Cuando murió el Papa Juan Pablo II llovieron ríos de tinta sobre lo que fuera su pontificado, pero apenas se hizo referencia a uno de los episodios que le ocuparon casi dos décadas de trabajo, la reivindicación espiritual de Galileo, condenado por la Inquisición en 1633 por alegar que la tierra giraba y no era el centro del universo. 

Ciencia y Religión llevaban una magnífica relación, no sólo por ser hijas de la misma madre, Filosofía, sino por el apoyo mutuo que se brindaban, en especial en aquellas ocasiones en que parecían predestinadas a los usuales callejones sin salida que enfrentan las personas dinámicas y vivaces. Hasta que apareció, como también sucede en toda relación, un tercero en discordia, que un día las utilizó, luego las enfrentó, y finalmente las puso en caminos separados.

El tercero en discordia apareció en 1633, y se llamaba Galileo Galilei, Lincean.

Pero luego de 348 años de recelo e incomprensión, el papa Juan Pablo II convocó a un cuerpo de científicos, historiadores y teólogos, y los comisionó para revisar uno de los juicios históricos que marcaron la cultura occidental, y que culminó con la condena de la casa por cárcel perpetua impuesta a quien es, para muchos, el padre de la física moderna, el autor de la aproximación a un sistema científico de investigación, basado más en la observación que en la deducción. Y para otros, que también los hay, un necio incapaz de exponer sus argumentos como hipótesis antes que verdades imperativas.   

Durante esos siglos se habían escrito la Areopagítica de John Milton, las Cartas Provinciales de Pascal, los Nuevos Ensayos sobre el Entendimiento Humano de Leibniz,  la Época de Luís XIV de Voltaire, La Enciclopedia Francesa de Diderot y D’Alambert, la Filosofía Positivista de Comte, los Escritos de John Henry Newman, la encíclica Dios providentísimo de León XIII, la Vida de Galileo de Bertolt Brecht, Sonámbulos de Arthur Koestler y, claro, Lámpara en la Medianoche de Barrie Stavis.

__EJERCICIO ESCRITO 1__: Transcribe literalmente el fragmento del texto proporcionado que comienza con las palabras "Cuando murió el" y termina con "en caminos separados.".

__REGISTROS PARA PROCESAR__:
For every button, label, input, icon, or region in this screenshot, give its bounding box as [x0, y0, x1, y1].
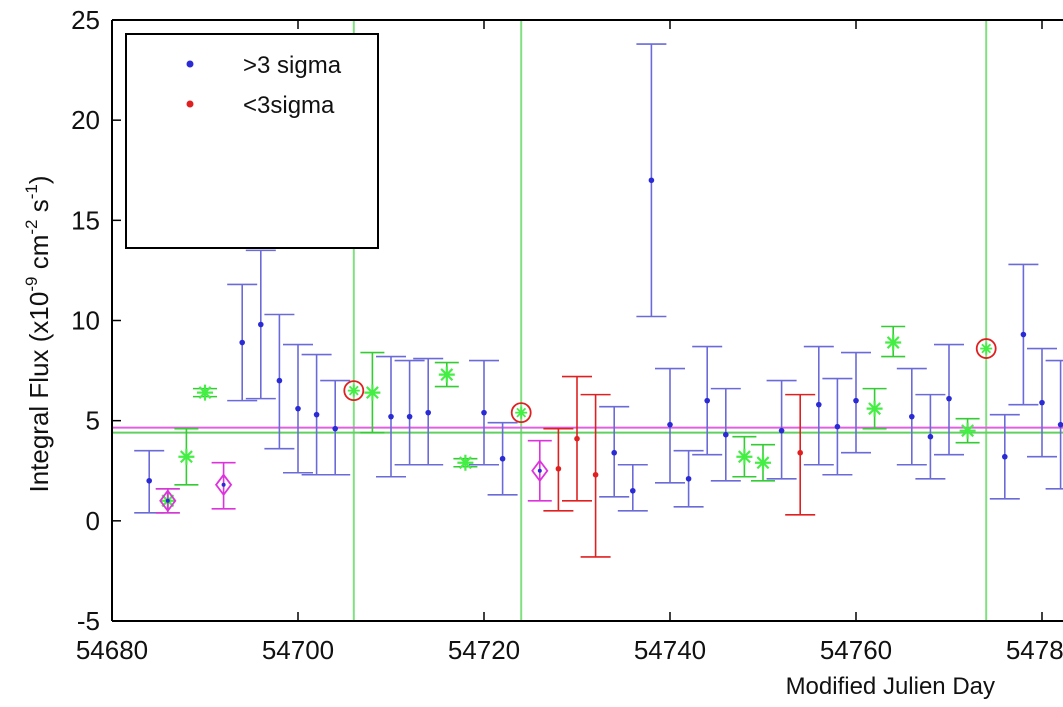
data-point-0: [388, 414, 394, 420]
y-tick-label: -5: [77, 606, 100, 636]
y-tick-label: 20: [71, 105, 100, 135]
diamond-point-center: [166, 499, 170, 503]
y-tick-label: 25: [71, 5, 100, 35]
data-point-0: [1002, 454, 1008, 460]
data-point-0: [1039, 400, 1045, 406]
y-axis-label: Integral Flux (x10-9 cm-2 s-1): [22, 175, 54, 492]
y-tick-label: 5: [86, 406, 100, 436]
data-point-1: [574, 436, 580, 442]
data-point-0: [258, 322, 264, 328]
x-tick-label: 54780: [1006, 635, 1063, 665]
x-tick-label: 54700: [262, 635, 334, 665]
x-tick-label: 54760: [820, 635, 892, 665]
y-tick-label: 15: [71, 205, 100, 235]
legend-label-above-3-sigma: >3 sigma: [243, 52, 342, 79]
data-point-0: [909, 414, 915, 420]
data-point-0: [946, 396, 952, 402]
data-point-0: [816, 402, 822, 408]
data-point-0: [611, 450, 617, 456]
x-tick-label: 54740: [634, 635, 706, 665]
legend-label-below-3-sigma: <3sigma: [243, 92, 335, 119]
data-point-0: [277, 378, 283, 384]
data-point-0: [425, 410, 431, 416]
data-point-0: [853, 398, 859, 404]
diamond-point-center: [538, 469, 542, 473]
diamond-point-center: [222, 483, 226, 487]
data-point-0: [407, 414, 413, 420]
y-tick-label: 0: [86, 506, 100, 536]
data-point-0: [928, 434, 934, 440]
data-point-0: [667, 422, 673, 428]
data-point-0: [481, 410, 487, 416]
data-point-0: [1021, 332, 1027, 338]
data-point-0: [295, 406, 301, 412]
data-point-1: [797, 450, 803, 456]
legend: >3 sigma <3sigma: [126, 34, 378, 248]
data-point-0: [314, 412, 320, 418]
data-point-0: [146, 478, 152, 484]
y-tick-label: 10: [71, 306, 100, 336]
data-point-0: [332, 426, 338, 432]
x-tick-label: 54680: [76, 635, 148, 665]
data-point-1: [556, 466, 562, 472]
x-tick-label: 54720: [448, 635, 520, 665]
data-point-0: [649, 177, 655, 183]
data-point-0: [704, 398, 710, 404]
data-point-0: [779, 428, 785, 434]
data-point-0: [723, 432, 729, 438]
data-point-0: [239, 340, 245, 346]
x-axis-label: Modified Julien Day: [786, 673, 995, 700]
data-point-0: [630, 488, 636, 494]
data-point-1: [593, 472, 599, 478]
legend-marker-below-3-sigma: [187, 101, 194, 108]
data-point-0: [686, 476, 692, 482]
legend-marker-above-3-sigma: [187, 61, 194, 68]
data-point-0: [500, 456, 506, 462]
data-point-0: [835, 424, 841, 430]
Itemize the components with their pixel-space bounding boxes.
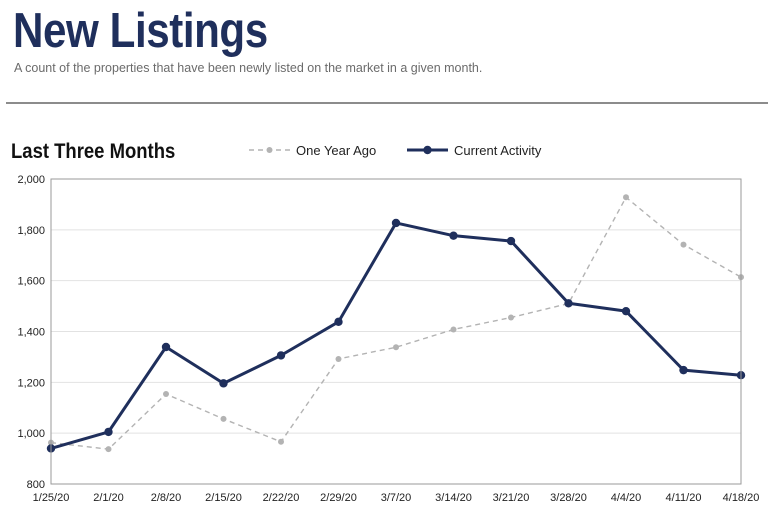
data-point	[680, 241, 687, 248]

__EJERCICIO ESCRITO 2__: Reproduce sin cambios las líneas de los registros que van desde la que contiene "data-point-0: [388, 414, 394, 420]" hasta la que contiene "y-tick-label: 10: [71, 306, 100, 336]", ambas incluidas.

__RESPUESTA ESCRITA 1__:
Cuando murió el Papa Juan Pablo II llovieron ríos de tinta sobre lo que fuera su pontificado, pero apenas se hizo referencia a uno de los episodios que le ocuparon casi dos décadas de trabajo, la reivindicación espiritual de Galileo, condenado por la Inquisición en 1633 por alegar que la tierra giraba y no era el centro del universo. 

Ciencia y Religión llevaban una magnífica relación, no sólo por ser hijas de la misma madre, Filosofía, sino por el apoyo mutuo que se brindaban, en especial en aquellas ocasiones en que parecían predestinadas a los usuales callejones sin salida que enfrentan las personas dinámicas y vivaces. Hasta que apareció, como también sucede en toda relación, un tercero en discordia, que un día las utilizó, luego las enfrentó, y finalmente las puso en caminos separados.

__RESPUESTA ESCRITA 2__:
data-point-0: [388, 414, 394, 420]
y-tick-label: -5: [77, 606, 100, 636]
y-tick-label: 20: [71, 105, 100, 135]
diamond-point-center: [166, 499, 170, 503]
y-tick-label: 25: [71, 5, 100, 35]
data-point-0: [1002, 454, 1008, 460]
data-point-0: [1039, 400, 1045, 406]
y-axis-label: Integral Flux (x10-9 cm-2 s-1): [22, 175, 54, 492]
y-tick-label: 5: [86, 406, 100, 436]
data-point-1: [574, 436, 580, 442]
data-point-0: [258, 322, 264, 328]
x-tick-label: 54780: [1006, 635, 1063, 665]
x-tick-label: 54700: [262, 635, 334, 665]
x-tick-label: 54760: [820, 635, 892, 665]
y-tick-label: 15: [71, 205, 100, 235]
legend-label-above-3-sigma: >3 sigma: [243, 52, 342, 79]
data-point-0: [909, 414, 915, 420]
data-point-0: [946, 396, 952, 402]
data-point-0: [816, 402, 822, 408]
data-point-0: [611, 450, 617, 456]
x-tick-label: 54740: [634, 635, 706, 665]
legend-label-below-3-sigma: <3sigma: [243, 92, 335, 119]
data-point-0: [277, 378, 283, 384]
data-point-0: [425, 410, 431, 416]
data-point-0: [853, 398, 859, 404]
diamond-point-center: [538, 469, 542, 473]
diamond-point-center: [222, 483, 226, 487]
data-point-0: [407, 414, 413, 420]
y-tick-label: 0: [86, 506, 100, 536]
data-point-0: [928, 434, 934, 440]
data-point-0: [667, 422, 673, 428]
data-point-0: [481, 410, 487, 416]
data-point-0: [1021, 332, 1027, 338]
data-point-0: [295, 406, 301, 412]
data-point-1: [797, 450, 803, 456]
legend: >3 sigma <3sigma: [126, 34, 378, 248]
data-point-0: [314, 412, 320, 418]
data-point-0: [146, 478, 152, 484]
y-tick-label: 10: [71, 306, 100, 336]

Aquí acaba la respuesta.